EXERCISE PROMPT — Keep only the lines of the listing that include the word "rides", and copy them.

LISTED RECORDS —
----------

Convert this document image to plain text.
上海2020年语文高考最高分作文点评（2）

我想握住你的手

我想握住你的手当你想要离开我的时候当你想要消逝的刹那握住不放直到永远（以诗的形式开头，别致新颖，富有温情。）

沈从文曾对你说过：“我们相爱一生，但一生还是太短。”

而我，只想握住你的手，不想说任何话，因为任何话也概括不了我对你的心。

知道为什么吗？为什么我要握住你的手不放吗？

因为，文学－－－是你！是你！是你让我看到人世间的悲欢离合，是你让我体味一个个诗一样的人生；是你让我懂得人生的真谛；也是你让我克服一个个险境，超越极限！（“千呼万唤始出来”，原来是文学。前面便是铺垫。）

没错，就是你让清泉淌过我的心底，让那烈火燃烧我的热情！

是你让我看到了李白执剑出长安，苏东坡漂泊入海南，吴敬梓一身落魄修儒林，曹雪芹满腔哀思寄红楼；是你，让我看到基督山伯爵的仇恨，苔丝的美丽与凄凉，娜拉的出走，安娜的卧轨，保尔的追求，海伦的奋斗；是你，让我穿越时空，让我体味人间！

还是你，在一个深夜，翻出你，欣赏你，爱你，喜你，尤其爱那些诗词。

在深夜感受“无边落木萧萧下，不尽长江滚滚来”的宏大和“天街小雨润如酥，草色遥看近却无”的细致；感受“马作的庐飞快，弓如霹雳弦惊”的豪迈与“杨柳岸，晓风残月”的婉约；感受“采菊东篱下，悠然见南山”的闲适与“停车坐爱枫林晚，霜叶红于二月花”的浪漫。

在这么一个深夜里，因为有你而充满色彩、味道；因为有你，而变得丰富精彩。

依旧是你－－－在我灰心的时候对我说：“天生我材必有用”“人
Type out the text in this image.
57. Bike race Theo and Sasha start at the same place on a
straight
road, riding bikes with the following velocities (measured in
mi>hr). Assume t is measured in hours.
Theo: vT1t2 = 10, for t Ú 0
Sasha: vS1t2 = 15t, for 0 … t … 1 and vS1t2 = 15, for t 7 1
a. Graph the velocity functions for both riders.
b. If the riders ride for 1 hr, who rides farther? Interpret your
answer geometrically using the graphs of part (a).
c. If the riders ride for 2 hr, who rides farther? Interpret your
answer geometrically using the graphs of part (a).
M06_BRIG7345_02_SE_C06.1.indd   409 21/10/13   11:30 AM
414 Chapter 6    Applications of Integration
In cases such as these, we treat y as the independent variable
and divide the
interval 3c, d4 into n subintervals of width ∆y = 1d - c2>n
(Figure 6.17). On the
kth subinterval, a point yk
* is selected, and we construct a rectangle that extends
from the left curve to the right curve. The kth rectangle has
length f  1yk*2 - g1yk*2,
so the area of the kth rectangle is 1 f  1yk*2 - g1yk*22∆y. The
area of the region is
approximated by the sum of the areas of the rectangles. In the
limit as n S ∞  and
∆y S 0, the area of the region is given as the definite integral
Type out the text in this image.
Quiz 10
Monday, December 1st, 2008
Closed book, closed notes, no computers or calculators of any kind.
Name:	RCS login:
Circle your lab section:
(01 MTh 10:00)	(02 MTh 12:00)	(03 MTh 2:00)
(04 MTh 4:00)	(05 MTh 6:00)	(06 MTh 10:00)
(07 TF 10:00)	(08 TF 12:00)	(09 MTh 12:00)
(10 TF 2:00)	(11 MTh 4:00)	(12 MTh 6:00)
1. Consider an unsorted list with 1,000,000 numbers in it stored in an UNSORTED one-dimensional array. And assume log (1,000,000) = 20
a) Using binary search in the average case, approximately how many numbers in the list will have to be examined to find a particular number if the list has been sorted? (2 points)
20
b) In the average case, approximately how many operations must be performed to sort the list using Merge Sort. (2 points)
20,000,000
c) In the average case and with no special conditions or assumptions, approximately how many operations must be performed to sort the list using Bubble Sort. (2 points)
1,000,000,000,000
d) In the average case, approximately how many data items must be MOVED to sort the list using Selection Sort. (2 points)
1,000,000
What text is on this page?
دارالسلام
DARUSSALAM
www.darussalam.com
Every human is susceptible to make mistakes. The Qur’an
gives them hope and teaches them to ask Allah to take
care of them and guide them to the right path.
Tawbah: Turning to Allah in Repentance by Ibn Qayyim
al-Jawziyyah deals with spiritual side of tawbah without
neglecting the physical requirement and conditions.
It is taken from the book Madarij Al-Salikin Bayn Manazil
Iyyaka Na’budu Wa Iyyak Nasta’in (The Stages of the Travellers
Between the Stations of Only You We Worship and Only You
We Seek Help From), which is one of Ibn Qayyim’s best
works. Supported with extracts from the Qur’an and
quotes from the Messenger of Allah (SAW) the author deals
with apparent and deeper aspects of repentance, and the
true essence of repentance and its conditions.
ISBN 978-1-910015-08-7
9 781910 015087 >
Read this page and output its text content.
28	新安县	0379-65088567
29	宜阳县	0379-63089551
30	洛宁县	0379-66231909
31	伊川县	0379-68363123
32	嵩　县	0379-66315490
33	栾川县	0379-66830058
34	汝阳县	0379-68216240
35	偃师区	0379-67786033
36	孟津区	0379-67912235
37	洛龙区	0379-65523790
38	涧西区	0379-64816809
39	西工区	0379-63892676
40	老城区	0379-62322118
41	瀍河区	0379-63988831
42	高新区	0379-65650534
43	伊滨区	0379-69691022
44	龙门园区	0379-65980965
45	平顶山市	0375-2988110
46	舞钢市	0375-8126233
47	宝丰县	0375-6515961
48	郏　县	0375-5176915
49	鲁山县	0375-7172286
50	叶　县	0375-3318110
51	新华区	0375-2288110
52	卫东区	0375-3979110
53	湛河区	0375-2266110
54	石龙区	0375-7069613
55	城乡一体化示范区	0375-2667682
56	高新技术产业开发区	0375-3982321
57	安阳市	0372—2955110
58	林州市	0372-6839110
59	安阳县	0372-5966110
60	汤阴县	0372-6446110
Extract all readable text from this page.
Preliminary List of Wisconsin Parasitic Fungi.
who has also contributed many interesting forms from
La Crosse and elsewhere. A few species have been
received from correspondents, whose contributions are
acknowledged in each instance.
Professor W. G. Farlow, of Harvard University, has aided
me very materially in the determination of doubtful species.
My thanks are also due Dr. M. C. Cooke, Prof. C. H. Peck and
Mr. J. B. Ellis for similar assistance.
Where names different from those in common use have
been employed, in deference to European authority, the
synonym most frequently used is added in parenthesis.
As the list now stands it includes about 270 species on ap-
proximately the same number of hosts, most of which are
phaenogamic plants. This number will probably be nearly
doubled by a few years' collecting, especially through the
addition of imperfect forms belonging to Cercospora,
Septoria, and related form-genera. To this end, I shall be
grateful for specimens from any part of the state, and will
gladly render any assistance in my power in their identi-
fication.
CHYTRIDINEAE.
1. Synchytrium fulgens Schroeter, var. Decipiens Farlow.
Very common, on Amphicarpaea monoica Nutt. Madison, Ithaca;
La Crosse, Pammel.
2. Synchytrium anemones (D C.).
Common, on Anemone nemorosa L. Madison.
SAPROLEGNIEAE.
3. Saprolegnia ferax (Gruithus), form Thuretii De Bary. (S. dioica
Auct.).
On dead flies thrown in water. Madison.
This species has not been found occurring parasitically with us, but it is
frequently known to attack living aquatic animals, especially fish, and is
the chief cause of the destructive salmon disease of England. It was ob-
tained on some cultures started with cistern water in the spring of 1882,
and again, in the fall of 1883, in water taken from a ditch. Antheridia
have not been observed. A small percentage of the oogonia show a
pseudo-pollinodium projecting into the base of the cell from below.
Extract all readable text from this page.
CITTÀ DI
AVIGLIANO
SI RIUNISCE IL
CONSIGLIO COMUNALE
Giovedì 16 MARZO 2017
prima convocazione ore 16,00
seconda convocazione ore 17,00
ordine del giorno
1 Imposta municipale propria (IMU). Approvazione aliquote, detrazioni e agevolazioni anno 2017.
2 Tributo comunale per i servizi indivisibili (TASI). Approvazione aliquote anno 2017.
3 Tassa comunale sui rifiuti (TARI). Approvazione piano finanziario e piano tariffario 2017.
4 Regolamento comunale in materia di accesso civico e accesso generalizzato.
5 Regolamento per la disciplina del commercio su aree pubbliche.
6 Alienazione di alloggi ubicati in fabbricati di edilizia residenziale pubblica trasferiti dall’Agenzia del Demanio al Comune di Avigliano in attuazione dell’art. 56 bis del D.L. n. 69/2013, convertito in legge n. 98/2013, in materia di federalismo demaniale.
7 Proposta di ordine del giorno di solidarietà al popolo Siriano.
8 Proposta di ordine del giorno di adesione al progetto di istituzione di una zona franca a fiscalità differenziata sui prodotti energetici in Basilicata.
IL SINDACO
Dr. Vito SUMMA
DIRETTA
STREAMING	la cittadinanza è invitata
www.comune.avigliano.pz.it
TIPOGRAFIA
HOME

----------

COMPLETED TASK —
b. If the riders ride for 1 hr, who rides farther? Interpret your
c. If the riders ride for 2 hr, who rides farther? Interpret your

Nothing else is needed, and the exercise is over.